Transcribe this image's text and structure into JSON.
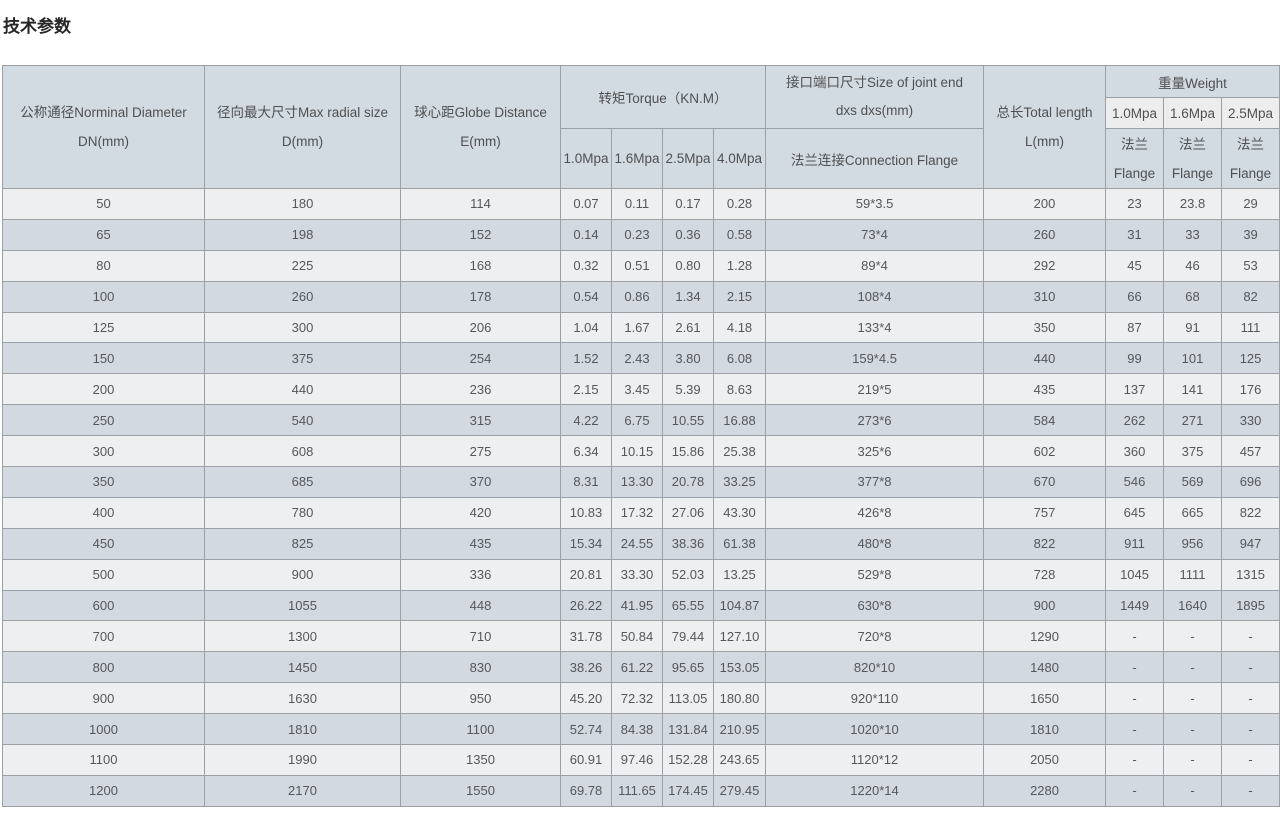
{
  "page": {
    "title": "技术参数"
  },
  "colors": {
    "header_bg": "#d3dbe2",
    "header_sub_light_bg": "#ededee",
    "row_odd_bg": "#eeeff0",
    "row_even_bg": "#d2d9e0",
    "border": "#9aa0a6",
    "text": "#55575a"
  },
  "table": {
    "headers": {
      "dn": {
        "line1": "公称通径Norminal Diameter",
        "line2": "DN(mm)"
      },
      "d": {
        "line1": "径向最大尺寸Max radial size",
        "line2": "D(mm)"
      },
      "e": {
        "line1": "球心距Globe Distance",
        "line2": "E(mm)"
      },
      "torque": {
        "title": "转矩Torque（KN.M）",
        "subs": [
          "1.0Mpa",
          "1.6Mpa",
          "2.5Mpa",
          "4.0Mpa"
        ]
      },
      "joint": {
        "line1": "接口端口尺寸Size of joint end",
        "line2": "dxs dxs(mm)",
        "sub": "法兰连接Connection Flange"
      },
      "length": {
        "line1": "总长Total length",
        "line2": "L(mm)"
      },
      "weight": {
        "title": "重量Weight",
        "subs": [
          "1.0Mpa",
          "1.6Mpa",
          "2.5Mpa"
        ],
        "flange": {
          "line1": "法兰",
          "line2": "Flange"
        }
      }
    },
    "rows": [
      [
        "50",
        "180",
        "114",
        "0.07",
        "0.11",
        "0.17",
        "0.28",
        "59*3.5",
        "200",
        "23",
        "23.8",
        "29"
      ],
      [
        "65",
        "198",
        "152",
        "0.14",
        "0.23",
        "0.36",
        "0.58",
        "73*4",
        "260",
        "31",
        "33",
        "39"
      ],
      [
        "80",
        "225",
        "168",
        "0.32",
        "0.51",
        "0.80",
        "1.28",
        "89*4",
        "292",
        "45",
        "46",
        "53"
      ],
      [
        "100",
        "260",
        "178",
        "0.54",
        "0.86",
        "1.34",
        "2.15",
        "108*4",
        "310",
        "66",
        "68",
        "82"
      ],
      [
        "125",
        "300",
        "206",
        "1.04",
        "1.67",
        "2.61",
        "4.18",
        "133*4",
        "350",
        "87",
        "91",
        "111"
      ],
      [
        "150",
        "375",
        "254",
        "1.52",
        "2.43",
        "3.80",
        "6.08",
        "159*4.5",
        "440",
        "99",
        "101",
        "125"
      ],
      [
        "200",
        "440",
        "236",
        "2.15",
        "3.45",
        "5.39",
        "8.63",
        "219*5",
        "435",
        "137",
        "141",
        "176"
      ],
      [
        "250",
        "540",
        "315",
        "4.22",
        "6.75",
        "10.55",
        "16.88",
        "273*6",
        "584",
        "262",
        "271",
        "330"
      ],
      [
        "300",
        "608",
        "275",
        "6.34",
        "10.15",
        "15.86",
        "25.38",
        "325*6",
        "602",
        "360",
        "375",
        "457"
      ],
      [
        "350",
        "685",
        "370",
        "8.31",
        "13.30",
        "20.78",
        "33.25",
        "377*8",
        "670",
        "546",
        "569",
        "696"
      ],
      [
        "400",
        "780",
        "420",
        "10.83",
        "17.32",
        "27.06",
        "43.30",
        "426*8",
        "757",
        "645",
        "665",
        "822"
      ],
      [
        "450",
        "825",
        "435",
        "15.34",
        "24.55",
        "38.36",
        "61.38",
        "480*8",
        "822",
        "911",
        "956",
        "947"
      ],
      [
        "500",
        "900",
        "336",
        "20.81",
        "33.30",
        "52.03",
        "13.25",
        "529*8",
        "728",
        "1045",
        "1111",
        "1315"
      ],
      [
        "600",
        "1055",
        "448",
        "26.22",
        "41.95",
        "65.55",
        "104.87",
        "630*8",
        "900",
        "1449",
        "1640",
        "1895"
      ],
      [
        "700",
        "1300",
        "710",
        "31.78",
        "50.84",
        "79.44",
        "127.10",
        "720*8",
        "1290",
        "-",
        "-",
        "-"
      ],
      [
        "800",
        "1450",
        "830",
        "38.26",
        "61.22",
        "95.65",
        "153.05",
        "820*10",
        "1480",
        "-",
        "-",
        "-"
      ],
      [
        "900",
        "1630",
        "950",
        "45.20",
        "72.32",
        "113.05",
        "180.80",
        "920*110",
        "1650",
        "-",
        "-",
        "-"
      ],
      [
        "1000",
        "1810",
        "1100",
        "52.74",
        "84.38",
        "131.84",
        "210.95",
        "1020*10",
        "1810",
        "-",
        "-",
        "-"
      ],
      [
        "1100",
        "1990",
        "1350",
        "60.91",
        "97.46",
        "152.28",
        "243.65",
        "1120*12",
        "2050",
        "-",
        "-",
        "-"
      ],
      [
        "1200",
        "2170",
        "1550",
        "69.78",
        "111.65",
        "174.45",
        "279.45",
        "1220*14",
        "2280",
        "-",
        "-",
        "-"
      ]
    ]
  }
}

================================

§ **Task goal**
Images do not belong in the copy; reproduce all other parts of the records above verbatim.

§ **Written reply**
Transcribe this image's text and structure into JSON.
{
  "page": {
    "title": "技术参数"
  },
  "colors": {
    "header_bg": "#d3dbe2",
    "header_sub_light_bg": "#ededee",
    "row_odd_bg": "#eeeff0",
    "row_even_bg": "#d2d9e0",
    "border": "#9aa0a6",
    "text": "#55575a"
  },
  "table": {
    "headers": {
      "dn": {
        "line1": "公称通径Norminal Diameter",
        "line2": "DN(mm)"
      },
      "d": {
        "line1": "径向最大尺寸Max radial size",
        "line2": "D(mm)"
      },
      "e": {
        "line1": "球心距Globe Distance",
        "line2": "E(mm)"
      },
      "torque": {
        "title": "转矩Torque（KN.M）",
        "subs": [
          "1.0Mpa",
          "1.6Mpa",
          "2.5Mpa",
          "4.0Mpa"
        ]
      },
      "joint": {
        "line1": "接口端口尺寸Size of joint end",
        "line2": "dxs dxs(mm)",
        "sub": "法兰连接Connection Flange"
      },
      "length": {
        "line1": "总长Total length",
        "line2": "L(mm)"
      },
      "weight": {
        "title": "重量Weight",
        "subs": [
          "1.0Mpa",
          "1.6Mpa",
          "2.5Mpa"
        ],
        "flange": {
          "line1": "法兰",
          "line2": "Flange"
        }
      }
    },
    "rows": [
      [
        "50",
        "180",
        "114",
        "0.07",
        "0.11",
        "0.17",
        "0.28",
        "59*3.5",
        "200",
        "23",
        "23.8",
        "29"
      ],
      [
        "65",
        "198",
        "152",
        "0.14",
        "0.23",
        "0.36",
        "0.58",
        "73*4",
        "260",
        "31",
        "33",
        "39"
      ],
      [
        "80",
        "225",
        "168",
        "0.32",
        "0.51",
        "0.80",
        "1.28",
        "89*4",
        "292",
        "45",
        "46",
        "53"
      ],
      [
        "100",
        "260",
        "178",
        "0.54",
        "0.86",
        "1.34",
        "2.15",
        "108*4",
        "310",
        "66",
        "68",
        "82"
      ],
      [
        "125",
        "300",
        "206",
        "1.04",
        "1.67",
        "2.61",
        "4.18",
        "133*4",
        "350",
        "87",
        "91",
        "111"
      ],
      [
        "150",
        "375",
        "254",
        "1.52",
        "2.43",
        "3.80",
        "6.08",
        "159*4.5",
        "440",
        "99",
        "101",
        "125"
      ],
      [
        "200",
        "440",
        "236",
        "2.15",
        "3.45",
        "5.39",
        "8.63",
        "219*5",
        "435",
        "137",
        "141",
        "176"
      ],
      [
        "250",
        "540",
        "315",
        "4.22",
        "6.75",
        "10.55",
        "16.88",
        "273*6",
        "584",
        "262",
        "271",
        "330"
      ],
      [
        "300",
        "608",
        "275",
        "6.34",
        "10.15",
        "15.86",
        "25.38",
        "325*6",
        "602",
        "360",
        "375",
        "457"
      ],
      [
        "350",
        "685",
        "370",
        "8.31",
        "13.30",
        "20.78",
        "33.25",
        "377*8",
        "670",
        "546",
        "569",
        "696"
      ],
      [
        "400",
        "780",
        "420",
        "10.83",
        "17.32",
        "27.06",
        "43.30",
        "426*8",
        "757",
        "645",
        "665",
        "822"
      ],
      [
        "450",
        "825",
        "435",
        "15.34",
        "24.55",
        "38.36",
        "61.38",
        "480*8",
        "822",
        "911",
        "956",
        "947"
      ],
      [
        "500",
        "900",
        "336",
        "20.81",
        "33.30",
        "52.03",
        "13.25",
        "529*8",
        "728",
        "1045",
        "1111",
        "1315"
      ],
      [
        "600",
        "1055",
        "448",
        "26.22",
        "41.95",
        "65.55",
        "104.87",
        "630*8",
        "900",
        "1449",
        "1640",
        "1895"
      ],
      [
        "700",
        "1300",
        "710",
        "31.78",
        "50.84",
        "79.44",
        "127.10",
        "720*8",
        "1290",
        "-",
        "-",
        "-"
      ],
      [
        "800",
        "1450",
        "830",
        "38.26",
        "61.22",
        "95.65",
        "153.05",
        "820*10",
        "1480",
        "-",
        "-",
        "-"
      ],
      [
        "900",
        "1630",
        "950",
        "45.20",
        "72.32",
        "113.05",
        "180.80",
        "920*110",
        "1650",
        "-",
        "-",
        "-"
      ],
      [
        "1000",
        "1810",
        "1100",
        "52.74",
        "84.38",
        "131.84",
        "210.95",
        "1020*10",
        "1810",
        "-",
        "-",
        "-"
      ],
      [
        "1100",
        "1990",
        "1350",
        "60.91",
        "97.46",
        "152.28",
        "243.65",
        "1120*12",
        "2050",
        "-",
        "-",
        "-"
      ],
      [
        "1200",
        "2170",
        "1550",
        "69.78",
        "111.65",
        "174.45",
        "279.45",
        "1220*14",
        "2280",
        "-",
        "-",
        "-"
      ]
    ]
  }
}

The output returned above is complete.